> [Work required]: Extract all lines in the data that contain the word "structured".

> [Supplied material]:
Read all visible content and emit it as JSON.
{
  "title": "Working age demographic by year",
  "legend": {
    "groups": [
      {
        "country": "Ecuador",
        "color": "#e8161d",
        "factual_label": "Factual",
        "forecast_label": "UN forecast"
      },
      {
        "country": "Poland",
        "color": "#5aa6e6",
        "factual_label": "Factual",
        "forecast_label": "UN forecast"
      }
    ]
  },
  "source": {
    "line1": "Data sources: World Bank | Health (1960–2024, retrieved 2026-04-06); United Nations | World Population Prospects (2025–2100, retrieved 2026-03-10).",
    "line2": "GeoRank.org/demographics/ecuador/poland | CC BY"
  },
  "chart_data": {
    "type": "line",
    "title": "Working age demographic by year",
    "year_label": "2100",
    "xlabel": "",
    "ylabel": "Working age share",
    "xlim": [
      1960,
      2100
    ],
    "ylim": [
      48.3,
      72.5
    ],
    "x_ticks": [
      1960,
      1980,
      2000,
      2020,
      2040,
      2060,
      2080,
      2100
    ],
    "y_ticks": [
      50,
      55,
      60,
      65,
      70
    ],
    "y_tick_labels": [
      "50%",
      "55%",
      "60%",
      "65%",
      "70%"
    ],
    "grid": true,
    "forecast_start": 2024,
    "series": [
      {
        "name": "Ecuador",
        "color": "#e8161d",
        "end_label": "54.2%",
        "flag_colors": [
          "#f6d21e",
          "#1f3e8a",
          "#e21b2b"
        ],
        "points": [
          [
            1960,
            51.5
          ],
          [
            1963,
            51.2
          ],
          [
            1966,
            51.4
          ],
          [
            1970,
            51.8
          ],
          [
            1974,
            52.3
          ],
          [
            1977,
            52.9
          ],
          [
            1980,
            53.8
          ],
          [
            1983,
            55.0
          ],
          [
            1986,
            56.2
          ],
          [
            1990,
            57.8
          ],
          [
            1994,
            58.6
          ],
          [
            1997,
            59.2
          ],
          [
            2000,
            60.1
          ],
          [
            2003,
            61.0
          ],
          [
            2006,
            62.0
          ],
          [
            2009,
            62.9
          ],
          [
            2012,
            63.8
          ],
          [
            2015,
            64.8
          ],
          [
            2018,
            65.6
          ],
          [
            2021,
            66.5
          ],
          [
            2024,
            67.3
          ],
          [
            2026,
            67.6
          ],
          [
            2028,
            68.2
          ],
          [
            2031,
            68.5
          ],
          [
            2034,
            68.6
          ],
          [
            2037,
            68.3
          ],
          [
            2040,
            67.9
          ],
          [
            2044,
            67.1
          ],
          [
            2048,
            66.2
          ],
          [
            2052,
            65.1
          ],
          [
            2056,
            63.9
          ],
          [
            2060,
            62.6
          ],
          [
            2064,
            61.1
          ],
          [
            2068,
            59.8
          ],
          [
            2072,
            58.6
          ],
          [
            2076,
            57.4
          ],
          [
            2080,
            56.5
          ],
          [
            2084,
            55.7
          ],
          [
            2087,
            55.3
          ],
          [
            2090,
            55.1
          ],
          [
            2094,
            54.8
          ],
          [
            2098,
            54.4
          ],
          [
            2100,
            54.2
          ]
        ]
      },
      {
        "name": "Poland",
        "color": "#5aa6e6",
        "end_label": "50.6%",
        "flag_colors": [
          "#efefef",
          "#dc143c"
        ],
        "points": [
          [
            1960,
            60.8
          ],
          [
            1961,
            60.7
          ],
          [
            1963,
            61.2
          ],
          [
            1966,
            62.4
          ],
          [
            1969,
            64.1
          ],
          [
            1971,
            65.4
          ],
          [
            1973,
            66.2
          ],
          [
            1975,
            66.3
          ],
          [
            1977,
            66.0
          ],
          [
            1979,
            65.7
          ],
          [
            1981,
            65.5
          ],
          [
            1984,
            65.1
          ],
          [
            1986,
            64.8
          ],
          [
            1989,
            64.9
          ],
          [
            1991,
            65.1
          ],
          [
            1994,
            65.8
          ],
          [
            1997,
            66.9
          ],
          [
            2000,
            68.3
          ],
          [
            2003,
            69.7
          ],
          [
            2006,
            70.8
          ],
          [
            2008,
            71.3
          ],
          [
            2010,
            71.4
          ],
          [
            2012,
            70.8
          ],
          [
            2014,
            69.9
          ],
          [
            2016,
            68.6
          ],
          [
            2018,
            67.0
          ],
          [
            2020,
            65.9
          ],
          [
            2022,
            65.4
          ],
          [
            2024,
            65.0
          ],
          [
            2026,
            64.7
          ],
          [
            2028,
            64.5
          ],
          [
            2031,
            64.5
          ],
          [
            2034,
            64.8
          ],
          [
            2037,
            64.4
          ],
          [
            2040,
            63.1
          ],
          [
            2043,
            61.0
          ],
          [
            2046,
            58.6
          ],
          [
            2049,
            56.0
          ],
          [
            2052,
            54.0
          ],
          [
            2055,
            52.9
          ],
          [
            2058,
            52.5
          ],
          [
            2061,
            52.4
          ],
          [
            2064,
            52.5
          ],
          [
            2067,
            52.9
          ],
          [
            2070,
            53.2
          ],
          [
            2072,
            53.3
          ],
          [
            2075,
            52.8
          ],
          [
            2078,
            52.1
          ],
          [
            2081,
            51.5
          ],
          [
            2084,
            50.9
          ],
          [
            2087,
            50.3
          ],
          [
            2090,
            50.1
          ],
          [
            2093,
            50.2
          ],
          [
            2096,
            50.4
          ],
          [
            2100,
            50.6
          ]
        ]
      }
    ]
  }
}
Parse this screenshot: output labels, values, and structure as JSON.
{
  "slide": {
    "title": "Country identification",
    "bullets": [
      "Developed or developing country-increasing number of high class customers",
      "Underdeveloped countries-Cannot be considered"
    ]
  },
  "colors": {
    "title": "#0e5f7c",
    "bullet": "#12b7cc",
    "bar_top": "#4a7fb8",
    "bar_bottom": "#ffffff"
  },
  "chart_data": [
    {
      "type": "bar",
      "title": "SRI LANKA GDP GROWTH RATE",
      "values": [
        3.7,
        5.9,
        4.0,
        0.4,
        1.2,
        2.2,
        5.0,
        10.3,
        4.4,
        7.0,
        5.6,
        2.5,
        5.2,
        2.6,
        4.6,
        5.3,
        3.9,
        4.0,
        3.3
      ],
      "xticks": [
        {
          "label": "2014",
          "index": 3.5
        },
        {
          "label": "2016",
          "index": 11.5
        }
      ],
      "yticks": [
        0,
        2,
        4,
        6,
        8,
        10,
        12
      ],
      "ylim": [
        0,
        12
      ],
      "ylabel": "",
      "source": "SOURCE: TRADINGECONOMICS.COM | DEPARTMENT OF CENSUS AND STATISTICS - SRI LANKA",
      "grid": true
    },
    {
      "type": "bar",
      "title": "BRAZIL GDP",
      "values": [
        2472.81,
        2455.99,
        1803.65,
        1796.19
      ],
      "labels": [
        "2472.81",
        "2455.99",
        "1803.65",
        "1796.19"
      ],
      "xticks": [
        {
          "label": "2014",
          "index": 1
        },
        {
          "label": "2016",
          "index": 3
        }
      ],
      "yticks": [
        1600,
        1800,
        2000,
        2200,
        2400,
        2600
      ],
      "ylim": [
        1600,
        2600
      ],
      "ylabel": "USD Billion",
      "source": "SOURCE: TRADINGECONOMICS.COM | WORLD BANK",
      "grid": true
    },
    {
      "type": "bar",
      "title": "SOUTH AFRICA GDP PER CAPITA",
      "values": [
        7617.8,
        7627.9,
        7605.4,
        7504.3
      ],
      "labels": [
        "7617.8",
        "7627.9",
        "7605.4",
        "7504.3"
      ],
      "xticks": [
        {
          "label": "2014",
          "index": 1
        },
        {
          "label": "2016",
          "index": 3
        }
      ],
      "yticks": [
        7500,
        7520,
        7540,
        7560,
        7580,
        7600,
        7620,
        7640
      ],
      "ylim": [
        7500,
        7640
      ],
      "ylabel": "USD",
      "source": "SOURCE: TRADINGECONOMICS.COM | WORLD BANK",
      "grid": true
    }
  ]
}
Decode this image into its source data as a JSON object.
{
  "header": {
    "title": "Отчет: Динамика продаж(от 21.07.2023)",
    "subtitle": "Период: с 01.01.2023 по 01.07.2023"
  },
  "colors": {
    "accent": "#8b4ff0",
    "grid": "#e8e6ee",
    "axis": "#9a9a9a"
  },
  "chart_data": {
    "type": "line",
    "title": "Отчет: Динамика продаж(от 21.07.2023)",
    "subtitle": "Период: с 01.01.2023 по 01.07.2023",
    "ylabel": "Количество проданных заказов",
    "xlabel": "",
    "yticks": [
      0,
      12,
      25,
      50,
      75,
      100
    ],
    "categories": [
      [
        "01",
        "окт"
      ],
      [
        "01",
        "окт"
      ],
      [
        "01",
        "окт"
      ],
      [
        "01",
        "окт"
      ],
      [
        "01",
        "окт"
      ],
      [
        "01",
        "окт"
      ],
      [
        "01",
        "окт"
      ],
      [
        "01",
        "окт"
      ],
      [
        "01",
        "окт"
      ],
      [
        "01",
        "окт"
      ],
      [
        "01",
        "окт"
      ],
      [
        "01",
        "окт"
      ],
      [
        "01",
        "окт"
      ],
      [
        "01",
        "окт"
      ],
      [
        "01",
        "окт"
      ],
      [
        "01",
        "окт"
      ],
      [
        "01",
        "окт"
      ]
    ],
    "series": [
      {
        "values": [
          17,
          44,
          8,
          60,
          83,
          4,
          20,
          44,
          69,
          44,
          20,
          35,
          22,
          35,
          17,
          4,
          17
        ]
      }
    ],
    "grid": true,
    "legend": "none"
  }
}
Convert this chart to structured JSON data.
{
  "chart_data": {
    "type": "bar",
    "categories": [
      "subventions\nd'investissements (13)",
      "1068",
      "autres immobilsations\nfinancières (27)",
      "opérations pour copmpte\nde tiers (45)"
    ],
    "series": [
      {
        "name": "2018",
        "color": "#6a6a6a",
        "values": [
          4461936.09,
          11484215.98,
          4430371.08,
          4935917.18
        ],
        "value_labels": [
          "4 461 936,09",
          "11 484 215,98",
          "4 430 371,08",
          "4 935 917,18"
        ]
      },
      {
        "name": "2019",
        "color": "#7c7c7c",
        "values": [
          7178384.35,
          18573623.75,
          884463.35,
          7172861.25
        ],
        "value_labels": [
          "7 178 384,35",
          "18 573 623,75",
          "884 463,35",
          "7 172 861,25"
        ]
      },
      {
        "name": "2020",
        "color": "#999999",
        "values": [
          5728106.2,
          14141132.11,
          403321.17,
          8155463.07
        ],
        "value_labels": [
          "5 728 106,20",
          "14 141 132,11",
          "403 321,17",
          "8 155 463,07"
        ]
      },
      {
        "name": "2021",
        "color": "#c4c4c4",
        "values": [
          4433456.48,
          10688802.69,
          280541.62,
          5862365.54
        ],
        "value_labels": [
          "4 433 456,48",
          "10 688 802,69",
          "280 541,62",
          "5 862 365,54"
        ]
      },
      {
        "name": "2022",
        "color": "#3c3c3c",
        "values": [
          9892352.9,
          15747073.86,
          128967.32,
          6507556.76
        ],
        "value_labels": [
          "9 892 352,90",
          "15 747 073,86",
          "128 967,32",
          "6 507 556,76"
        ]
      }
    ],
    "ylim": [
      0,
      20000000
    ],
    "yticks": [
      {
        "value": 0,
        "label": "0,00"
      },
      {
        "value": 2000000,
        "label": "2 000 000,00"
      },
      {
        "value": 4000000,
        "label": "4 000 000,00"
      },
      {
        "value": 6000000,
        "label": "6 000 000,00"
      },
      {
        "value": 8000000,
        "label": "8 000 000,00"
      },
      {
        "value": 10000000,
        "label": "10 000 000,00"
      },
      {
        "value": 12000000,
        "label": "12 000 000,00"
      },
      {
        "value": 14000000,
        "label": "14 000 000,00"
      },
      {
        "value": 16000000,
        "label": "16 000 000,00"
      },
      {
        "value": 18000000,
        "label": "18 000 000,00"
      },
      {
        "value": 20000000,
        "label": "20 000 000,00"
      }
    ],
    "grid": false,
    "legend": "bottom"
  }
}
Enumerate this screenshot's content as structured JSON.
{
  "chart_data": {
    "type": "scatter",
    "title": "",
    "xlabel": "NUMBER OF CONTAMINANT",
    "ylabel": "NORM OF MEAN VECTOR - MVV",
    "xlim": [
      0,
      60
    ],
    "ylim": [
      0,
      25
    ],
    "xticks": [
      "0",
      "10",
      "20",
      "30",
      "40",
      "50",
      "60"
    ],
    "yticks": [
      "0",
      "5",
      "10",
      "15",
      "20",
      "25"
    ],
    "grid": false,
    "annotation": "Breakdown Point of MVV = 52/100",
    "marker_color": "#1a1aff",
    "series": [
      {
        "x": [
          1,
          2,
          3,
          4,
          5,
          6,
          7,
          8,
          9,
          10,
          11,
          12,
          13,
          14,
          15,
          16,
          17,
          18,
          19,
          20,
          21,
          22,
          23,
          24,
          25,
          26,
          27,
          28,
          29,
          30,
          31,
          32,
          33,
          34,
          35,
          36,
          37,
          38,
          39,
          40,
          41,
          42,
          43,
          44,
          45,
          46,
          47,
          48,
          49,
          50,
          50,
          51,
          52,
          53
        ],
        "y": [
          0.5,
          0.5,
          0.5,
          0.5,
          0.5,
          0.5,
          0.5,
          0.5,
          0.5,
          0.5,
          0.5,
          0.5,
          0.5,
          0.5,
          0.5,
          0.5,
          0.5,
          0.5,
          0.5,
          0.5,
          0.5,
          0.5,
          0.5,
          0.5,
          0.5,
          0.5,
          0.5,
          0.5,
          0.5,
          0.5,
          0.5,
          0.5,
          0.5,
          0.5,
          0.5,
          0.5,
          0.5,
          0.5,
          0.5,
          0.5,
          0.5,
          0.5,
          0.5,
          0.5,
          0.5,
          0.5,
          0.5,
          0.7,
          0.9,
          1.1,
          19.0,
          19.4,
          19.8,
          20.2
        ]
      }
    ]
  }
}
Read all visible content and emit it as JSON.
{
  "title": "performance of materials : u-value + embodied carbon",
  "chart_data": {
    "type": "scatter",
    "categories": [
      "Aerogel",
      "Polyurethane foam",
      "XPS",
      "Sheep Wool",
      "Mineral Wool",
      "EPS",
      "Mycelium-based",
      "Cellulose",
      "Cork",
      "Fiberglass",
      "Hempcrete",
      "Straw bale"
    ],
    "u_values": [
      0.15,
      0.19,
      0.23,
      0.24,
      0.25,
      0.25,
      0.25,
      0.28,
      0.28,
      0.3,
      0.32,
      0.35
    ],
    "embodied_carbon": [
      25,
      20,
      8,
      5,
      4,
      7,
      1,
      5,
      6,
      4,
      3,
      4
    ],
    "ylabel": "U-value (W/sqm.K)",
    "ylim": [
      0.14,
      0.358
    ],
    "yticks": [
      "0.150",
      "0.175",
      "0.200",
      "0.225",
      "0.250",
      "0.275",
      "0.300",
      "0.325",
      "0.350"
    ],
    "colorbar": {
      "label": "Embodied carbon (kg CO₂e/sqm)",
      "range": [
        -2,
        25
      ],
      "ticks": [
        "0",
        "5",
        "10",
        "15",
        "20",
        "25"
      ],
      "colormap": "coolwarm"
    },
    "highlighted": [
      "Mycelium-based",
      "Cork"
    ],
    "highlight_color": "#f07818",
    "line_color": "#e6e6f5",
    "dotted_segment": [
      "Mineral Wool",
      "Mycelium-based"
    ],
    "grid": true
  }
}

> [Solution]:
Convert this chart to structured JSON data.
Enumerate this screenshot's content as structured JSON.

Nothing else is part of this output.